[WHAT THE EXERCISE ASKS]: Pull every "capacity" line out of the data below.
━━━ DATA EXCERPTS
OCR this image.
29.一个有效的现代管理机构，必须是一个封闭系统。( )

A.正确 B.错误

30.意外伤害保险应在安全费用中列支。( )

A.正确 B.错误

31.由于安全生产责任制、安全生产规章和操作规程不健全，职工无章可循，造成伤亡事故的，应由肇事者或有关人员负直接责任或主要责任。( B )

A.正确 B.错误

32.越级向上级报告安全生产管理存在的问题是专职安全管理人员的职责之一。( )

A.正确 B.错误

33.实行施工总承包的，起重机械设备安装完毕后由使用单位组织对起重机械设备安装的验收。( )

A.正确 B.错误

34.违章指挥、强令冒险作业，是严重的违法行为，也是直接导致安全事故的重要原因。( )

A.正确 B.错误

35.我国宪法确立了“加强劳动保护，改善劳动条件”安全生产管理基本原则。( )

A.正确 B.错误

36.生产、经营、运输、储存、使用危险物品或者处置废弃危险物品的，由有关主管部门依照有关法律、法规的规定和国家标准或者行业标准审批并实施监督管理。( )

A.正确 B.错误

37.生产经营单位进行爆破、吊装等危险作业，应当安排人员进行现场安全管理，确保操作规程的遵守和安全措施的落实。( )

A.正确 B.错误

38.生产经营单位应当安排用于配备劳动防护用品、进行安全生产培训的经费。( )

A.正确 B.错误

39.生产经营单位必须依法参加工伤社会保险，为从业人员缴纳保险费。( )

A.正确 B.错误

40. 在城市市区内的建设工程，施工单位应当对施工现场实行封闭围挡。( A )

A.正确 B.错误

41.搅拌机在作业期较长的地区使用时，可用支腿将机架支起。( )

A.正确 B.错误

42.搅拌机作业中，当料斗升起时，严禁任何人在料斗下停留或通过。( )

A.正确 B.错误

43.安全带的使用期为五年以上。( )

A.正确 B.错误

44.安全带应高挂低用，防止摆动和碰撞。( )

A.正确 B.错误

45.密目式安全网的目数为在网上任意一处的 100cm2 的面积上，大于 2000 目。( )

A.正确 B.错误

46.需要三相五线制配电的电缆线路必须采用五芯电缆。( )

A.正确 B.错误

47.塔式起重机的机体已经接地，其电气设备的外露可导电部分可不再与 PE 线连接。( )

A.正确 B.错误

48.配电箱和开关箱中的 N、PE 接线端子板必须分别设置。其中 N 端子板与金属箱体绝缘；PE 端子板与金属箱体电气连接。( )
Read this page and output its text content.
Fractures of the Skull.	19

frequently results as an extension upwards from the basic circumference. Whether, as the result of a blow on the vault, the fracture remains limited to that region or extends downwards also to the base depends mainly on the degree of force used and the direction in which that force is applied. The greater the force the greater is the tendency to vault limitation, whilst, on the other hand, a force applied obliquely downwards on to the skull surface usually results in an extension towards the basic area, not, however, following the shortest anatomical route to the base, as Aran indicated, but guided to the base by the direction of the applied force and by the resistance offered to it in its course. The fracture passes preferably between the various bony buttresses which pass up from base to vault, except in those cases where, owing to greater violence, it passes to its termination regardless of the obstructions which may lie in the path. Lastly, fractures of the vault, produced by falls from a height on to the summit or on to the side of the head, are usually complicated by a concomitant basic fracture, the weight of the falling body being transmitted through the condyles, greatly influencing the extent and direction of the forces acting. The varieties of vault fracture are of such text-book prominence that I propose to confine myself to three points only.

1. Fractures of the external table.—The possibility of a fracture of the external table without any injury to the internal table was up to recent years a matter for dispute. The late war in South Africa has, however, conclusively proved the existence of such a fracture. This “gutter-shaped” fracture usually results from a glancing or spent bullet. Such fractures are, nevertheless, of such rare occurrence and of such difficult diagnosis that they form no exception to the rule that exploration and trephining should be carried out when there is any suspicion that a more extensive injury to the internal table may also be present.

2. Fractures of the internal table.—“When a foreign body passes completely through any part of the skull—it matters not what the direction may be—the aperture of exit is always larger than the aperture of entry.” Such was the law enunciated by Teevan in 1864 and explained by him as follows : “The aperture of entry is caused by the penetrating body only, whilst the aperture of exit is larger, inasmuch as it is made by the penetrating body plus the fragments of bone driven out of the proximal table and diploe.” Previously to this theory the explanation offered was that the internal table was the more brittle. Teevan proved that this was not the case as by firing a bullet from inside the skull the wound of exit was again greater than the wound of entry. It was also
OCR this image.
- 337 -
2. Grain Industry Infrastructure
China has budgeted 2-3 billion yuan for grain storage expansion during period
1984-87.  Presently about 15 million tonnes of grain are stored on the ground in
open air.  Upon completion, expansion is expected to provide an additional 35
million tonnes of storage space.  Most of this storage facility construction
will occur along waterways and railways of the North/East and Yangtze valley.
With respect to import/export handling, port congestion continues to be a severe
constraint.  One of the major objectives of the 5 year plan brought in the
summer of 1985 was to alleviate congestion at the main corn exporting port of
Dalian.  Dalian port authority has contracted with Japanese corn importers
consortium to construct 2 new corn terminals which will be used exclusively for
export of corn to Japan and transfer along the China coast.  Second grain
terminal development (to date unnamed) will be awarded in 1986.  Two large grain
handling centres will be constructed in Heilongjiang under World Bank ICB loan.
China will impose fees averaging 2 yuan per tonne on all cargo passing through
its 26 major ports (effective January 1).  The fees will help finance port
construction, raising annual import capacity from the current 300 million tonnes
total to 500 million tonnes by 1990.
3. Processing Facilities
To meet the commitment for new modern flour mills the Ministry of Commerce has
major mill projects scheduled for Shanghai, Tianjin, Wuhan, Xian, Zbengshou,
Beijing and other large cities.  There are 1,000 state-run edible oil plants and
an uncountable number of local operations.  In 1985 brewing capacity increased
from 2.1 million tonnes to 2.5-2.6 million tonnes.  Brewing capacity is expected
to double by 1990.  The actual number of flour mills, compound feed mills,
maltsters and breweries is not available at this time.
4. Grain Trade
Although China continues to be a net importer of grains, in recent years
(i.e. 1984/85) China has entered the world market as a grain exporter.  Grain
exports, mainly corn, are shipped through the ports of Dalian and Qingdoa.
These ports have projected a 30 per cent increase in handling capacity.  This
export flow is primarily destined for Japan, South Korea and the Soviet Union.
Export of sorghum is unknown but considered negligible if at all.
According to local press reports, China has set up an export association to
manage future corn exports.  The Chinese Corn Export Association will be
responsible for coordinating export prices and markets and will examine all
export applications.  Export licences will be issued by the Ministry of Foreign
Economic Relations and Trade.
━━━━━━
[TASK RESPONSE]:
construction, raising annual import capacity from the current 300 million tonnes
an uncountable number of local operations.  In 1985 brewing capacity increased
from 2.1 million tonnes to 2.5-2.6 million tonnes.  Brewing capacity is expected
These ports have projected a 30 per cent increase in handling capacity.  This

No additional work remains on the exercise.